━━━━━ Data for processing
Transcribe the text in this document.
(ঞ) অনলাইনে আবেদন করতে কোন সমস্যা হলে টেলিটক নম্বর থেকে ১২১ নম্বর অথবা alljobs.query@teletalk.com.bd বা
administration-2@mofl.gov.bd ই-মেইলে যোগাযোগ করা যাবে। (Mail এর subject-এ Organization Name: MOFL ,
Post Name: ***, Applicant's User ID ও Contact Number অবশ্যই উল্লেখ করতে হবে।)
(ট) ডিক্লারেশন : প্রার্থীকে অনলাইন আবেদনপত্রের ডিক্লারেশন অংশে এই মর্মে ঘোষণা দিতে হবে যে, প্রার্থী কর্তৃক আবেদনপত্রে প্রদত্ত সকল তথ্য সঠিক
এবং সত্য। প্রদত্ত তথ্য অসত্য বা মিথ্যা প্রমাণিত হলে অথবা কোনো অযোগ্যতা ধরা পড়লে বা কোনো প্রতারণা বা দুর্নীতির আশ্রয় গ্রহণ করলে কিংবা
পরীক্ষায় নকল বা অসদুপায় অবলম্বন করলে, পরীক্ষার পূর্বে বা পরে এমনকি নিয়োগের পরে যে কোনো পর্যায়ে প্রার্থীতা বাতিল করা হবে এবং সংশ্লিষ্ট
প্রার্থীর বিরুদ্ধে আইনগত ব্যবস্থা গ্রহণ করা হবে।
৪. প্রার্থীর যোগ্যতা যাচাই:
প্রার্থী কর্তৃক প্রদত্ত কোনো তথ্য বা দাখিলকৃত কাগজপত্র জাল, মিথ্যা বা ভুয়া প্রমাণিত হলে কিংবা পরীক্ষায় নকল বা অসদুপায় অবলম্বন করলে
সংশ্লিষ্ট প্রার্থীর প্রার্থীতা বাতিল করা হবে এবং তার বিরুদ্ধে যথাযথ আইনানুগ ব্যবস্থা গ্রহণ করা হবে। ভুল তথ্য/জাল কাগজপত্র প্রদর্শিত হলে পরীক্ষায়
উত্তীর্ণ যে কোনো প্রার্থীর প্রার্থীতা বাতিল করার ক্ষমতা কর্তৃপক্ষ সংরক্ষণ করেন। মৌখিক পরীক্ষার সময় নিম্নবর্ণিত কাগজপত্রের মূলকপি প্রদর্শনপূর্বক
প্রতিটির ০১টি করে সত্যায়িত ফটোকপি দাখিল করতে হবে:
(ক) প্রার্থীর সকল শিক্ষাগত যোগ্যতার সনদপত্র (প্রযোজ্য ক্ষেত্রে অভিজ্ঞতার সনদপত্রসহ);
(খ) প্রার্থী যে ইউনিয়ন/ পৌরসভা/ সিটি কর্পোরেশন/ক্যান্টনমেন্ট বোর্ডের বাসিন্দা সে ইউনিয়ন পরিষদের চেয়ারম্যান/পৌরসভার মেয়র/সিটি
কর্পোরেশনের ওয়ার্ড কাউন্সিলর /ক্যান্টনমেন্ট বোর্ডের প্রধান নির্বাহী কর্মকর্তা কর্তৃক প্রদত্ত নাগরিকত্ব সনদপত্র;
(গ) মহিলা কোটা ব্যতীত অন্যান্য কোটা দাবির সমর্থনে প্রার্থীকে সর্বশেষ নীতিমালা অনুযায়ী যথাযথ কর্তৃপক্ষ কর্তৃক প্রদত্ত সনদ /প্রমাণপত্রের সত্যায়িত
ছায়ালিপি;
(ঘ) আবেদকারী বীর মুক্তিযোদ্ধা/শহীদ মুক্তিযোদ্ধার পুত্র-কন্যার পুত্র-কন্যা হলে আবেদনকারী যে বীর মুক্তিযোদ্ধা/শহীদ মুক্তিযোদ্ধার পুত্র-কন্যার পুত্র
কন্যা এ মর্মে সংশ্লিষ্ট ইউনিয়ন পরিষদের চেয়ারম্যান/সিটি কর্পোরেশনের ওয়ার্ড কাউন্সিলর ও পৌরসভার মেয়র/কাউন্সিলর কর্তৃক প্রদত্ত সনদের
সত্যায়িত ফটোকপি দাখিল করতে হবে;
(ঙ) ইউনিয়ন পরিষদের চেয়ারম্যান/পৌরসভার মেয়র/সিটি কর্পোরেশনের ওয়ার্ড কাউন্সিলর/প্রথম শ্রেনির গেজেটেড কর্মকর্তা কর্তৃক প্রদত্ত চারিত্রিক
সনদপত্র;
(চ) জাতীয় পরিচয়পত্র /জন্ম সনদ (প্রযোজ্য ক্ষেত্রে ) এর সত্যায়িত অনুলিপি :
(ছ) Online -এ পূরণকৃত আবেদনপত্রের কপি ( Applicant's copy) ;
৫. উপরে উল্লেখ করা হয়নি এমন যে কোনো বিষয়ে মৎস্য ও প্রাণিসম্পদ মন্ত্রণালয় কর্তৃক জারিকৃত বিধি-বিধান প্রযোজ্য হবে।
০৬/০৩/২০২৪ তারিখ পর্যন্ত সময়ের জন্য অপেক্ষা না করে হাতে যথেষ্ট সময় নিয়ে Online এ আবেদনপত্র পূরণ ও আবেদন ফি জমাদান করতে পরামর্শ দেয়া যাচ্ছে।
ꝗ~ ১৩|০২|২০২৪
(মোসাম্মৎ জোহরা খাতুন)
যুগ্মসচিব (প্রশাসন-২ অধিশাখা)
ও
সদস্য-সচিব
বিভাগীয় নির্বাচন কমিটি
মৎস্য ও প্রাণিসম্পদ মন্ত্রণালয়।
━━━━━━━━━━
Given request ::
Tally the lines above that contain the word "Applicant", and reply with only the number.

Exercise output ::
2